Set task: Copy the records below exactly, leaving out every picture.

===

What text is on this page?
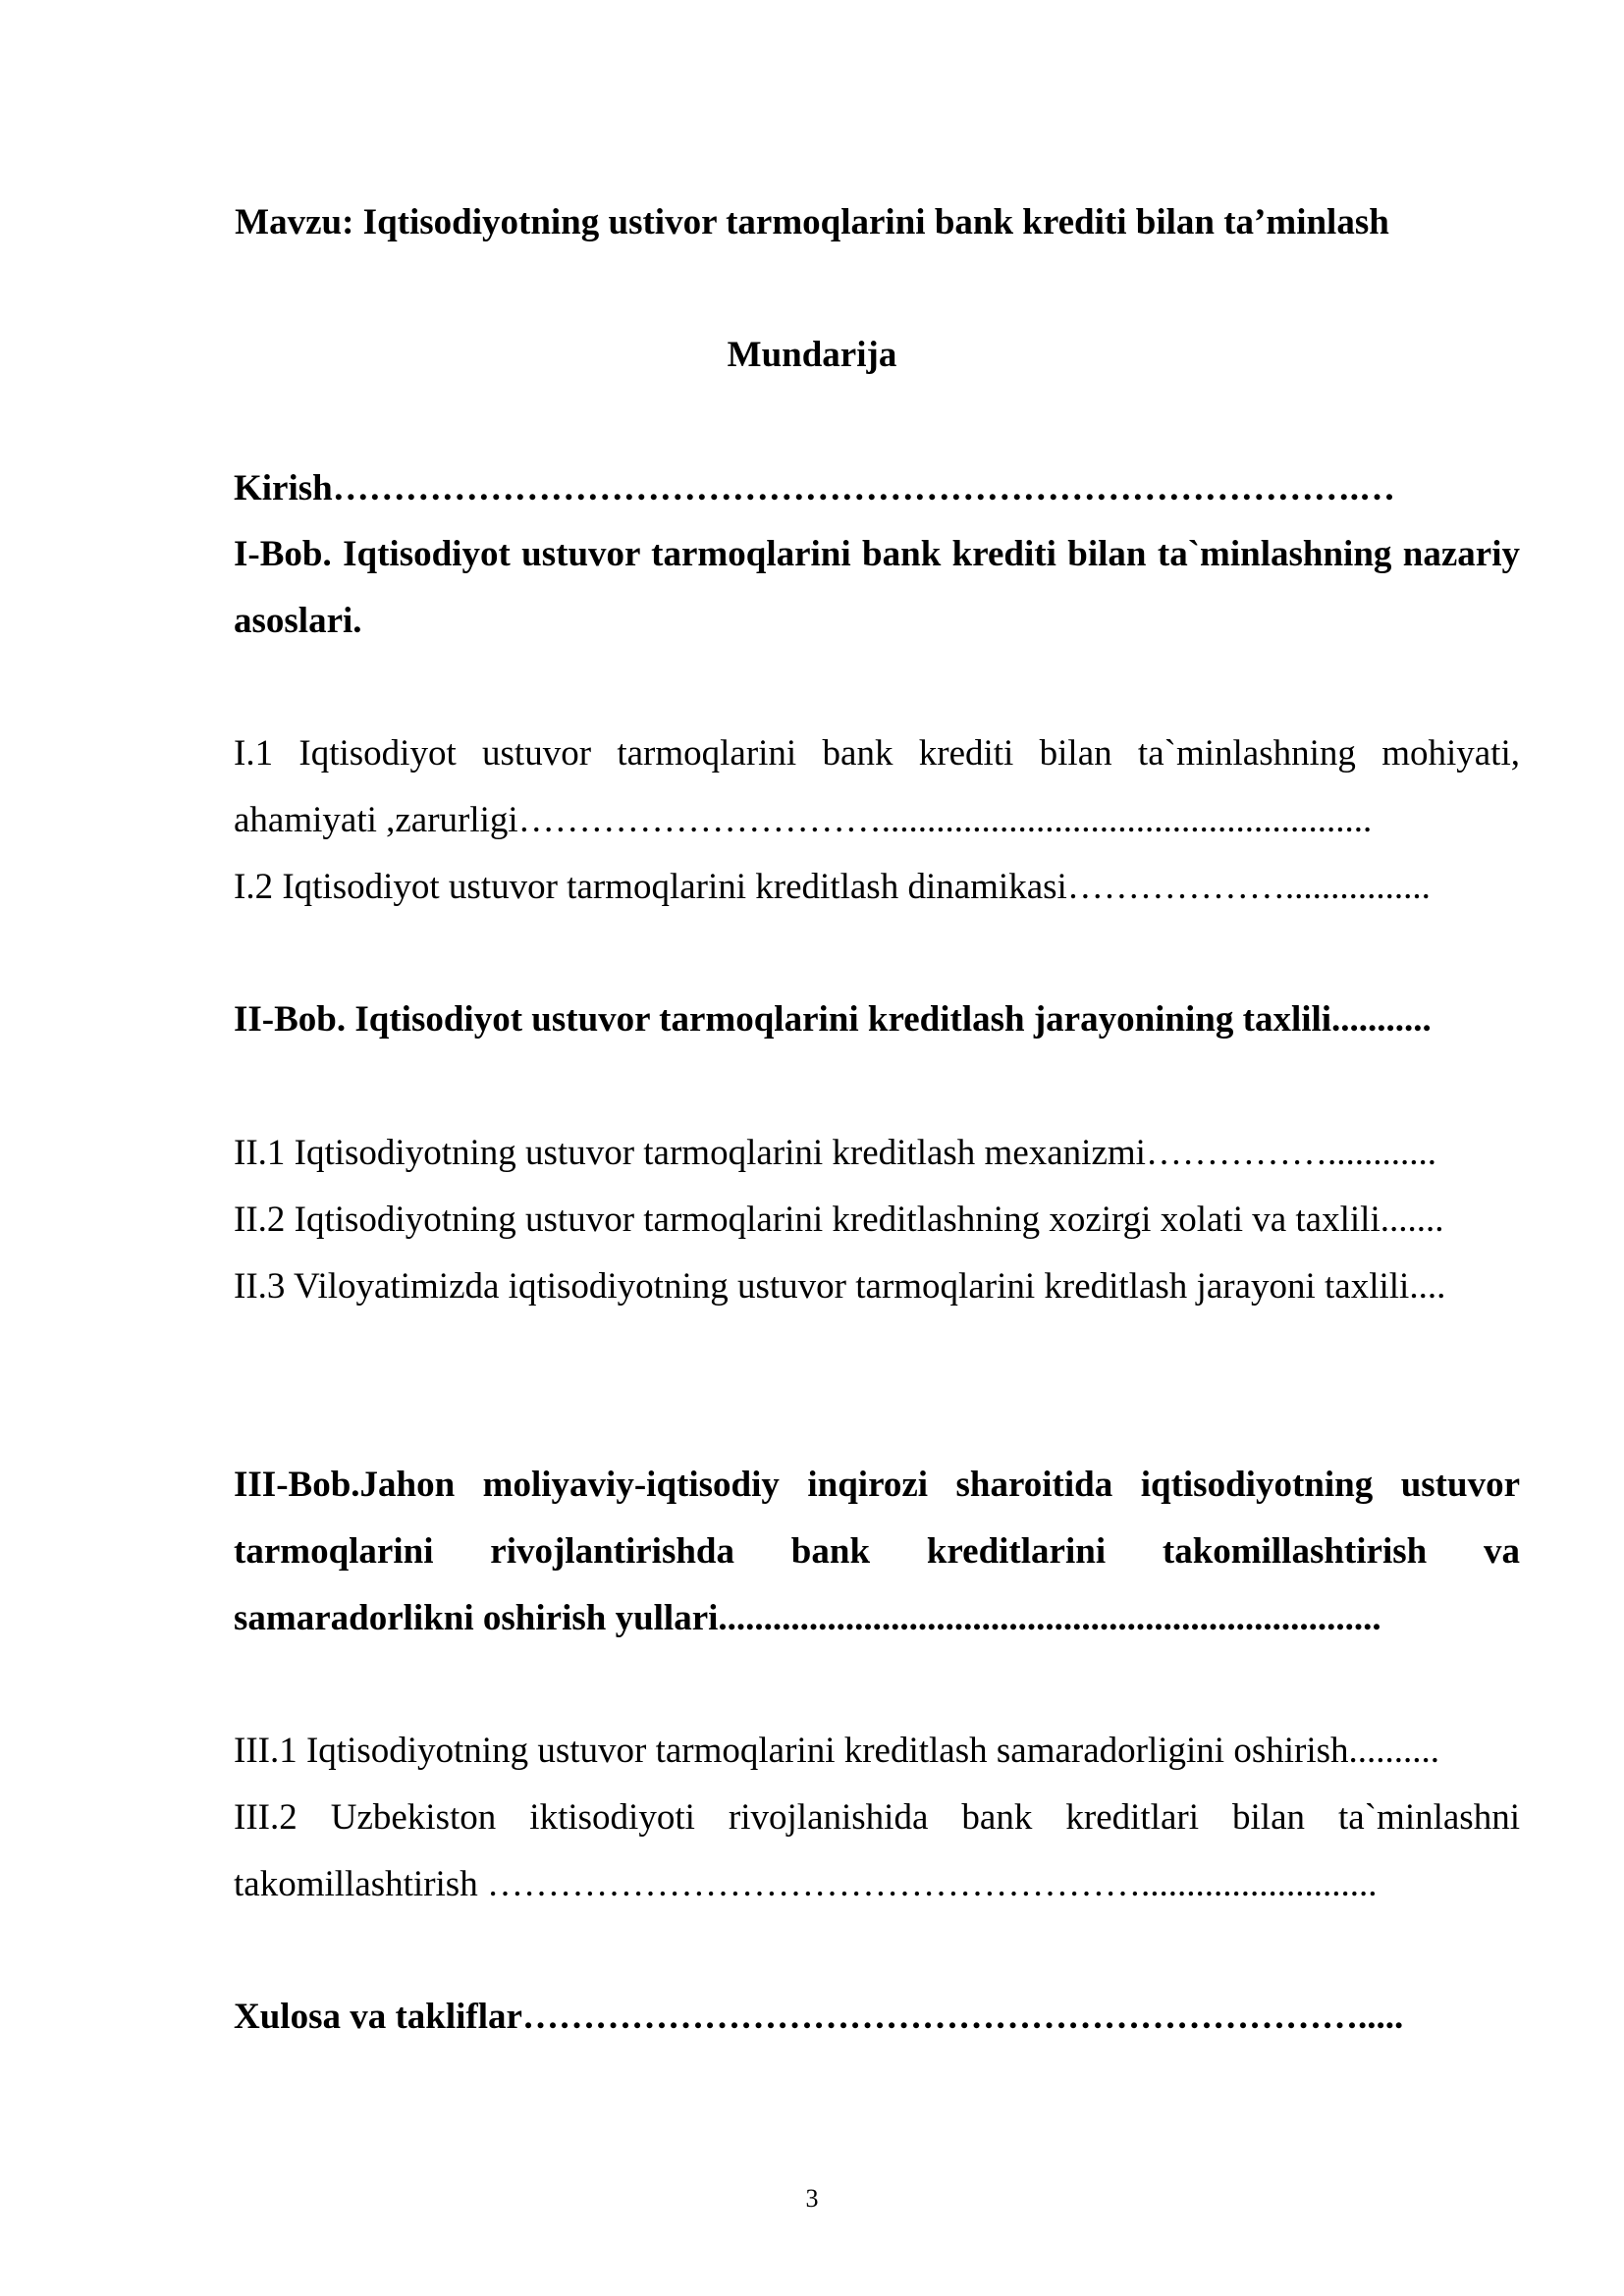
Mavzu: Iqtisodiyotning ustivor tarmoqlarini bank krediti bilan ta’minlash

Mundarija

Kirish………………………………………………………………………….…

I-Bob. Iqtisodiyot ustuvor tarmoqlarini bank krediti bilan ta`minlashning nazariy asoslari.

I.1 Iqtisodiyot ustuvor tarmoqlarini bank krediti bilan ta`minlashning mohiyati, ahamiyati ,zarurligi…………………………......................................................

I.2 Iqtisodiyot ustuvor tarmoqlarini kreditlash dinamikasi………………................

II-Bob. Iqtisodiyot ustuvor tarmoqlarini kreditlash jarayonining taxlili...........

II.1 Iqtisodiyotning ustuvor tarmoqlarini kreditlash mexanizmi……………............

II.2 Iqtisodiyotning ustuvor tarmoqlarini kreditlashning xozirgi xolati va taxlili.......

II.3 Viloyatimizda iqtisodiyotning ustuvor tarmoqlarini kreditlash jarayoni taxlili....

III-Bob.Jahon moliyaviy-iqtisodiy inqirozi sharoitida iqtisodiyotning ustuvor tarmoqlarini rivojlantirishda bank kreditlarini takomillashtirish va samaradorlikni oshirish yullari.........................................................................

III.1 Iqtisodiyotning ustuvor tarmoqlarini kreditlash samaradorligini oshirish..........

III.2 Uzbekiston iktisodiyoti rivojlanishida bank kreditlari bilan ta`minlashni takomillashtirish ………………………………………………..........................

Xulosa va takliflar…………………………………………………………….....

3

===

Final result:
What text is on this page?
Mavzu: Iqtisodiyotning ustivor tarmoqlarini bank krediti bilan ta’minlash

Mundarija

Kirish………………………………………………………………………….…

I-Bob. Iqtisodiyot ustuvor tarmoqlarini bank krediti bilan ta`minlashning nazariy asoslari.

I.1 Iqtisodiyot ustuvor tarmoqlarini bank krediti bilan ta`minlashning mohiyati, ahamiyati ,zarurligi…………………………......................................................

I.2 Iqtisodiyot ustuvor tarmoqlarini kreditlash dinamikasi………………................

II-Bob. Iqtisodiyot ustuvor tarmoqlarini kreditlash jarayonining taxlili...........

II.1 Iqtisodiyotning ustuvor tarmoqlarini kreditlash mexanizmi……………............

II.2 Iqtisodiyotning ustuvor tarmoqlarini kreditlashning xozirgi xolati va taxlili.......

II.3 Viloyatimizda iqtisodiyotning ustuvor tarmoqlarini kreditlash jarayoni taxlili....

III-Bob.Jahon moliyaviy-iqtisodiy inqirozi sharoitida iqtisodiyotning ustuvor tarmoqlarini rivojlantirishda bank kreditlarini takomillashtirish va samaradorlikni oshirish yullari.........................................................................

III.1 Iqtisodiyotning ustuvor tarmoqlarini kreditlash samaradorligini oshirish..........

III.2 Uzbekiston iktisodiyoti rivojlanishida bank kreditlari bilan ta`minlashni takomillashtirish ………………………………………………..........................

Xulosa va takliflar…………………………………………………………….....

3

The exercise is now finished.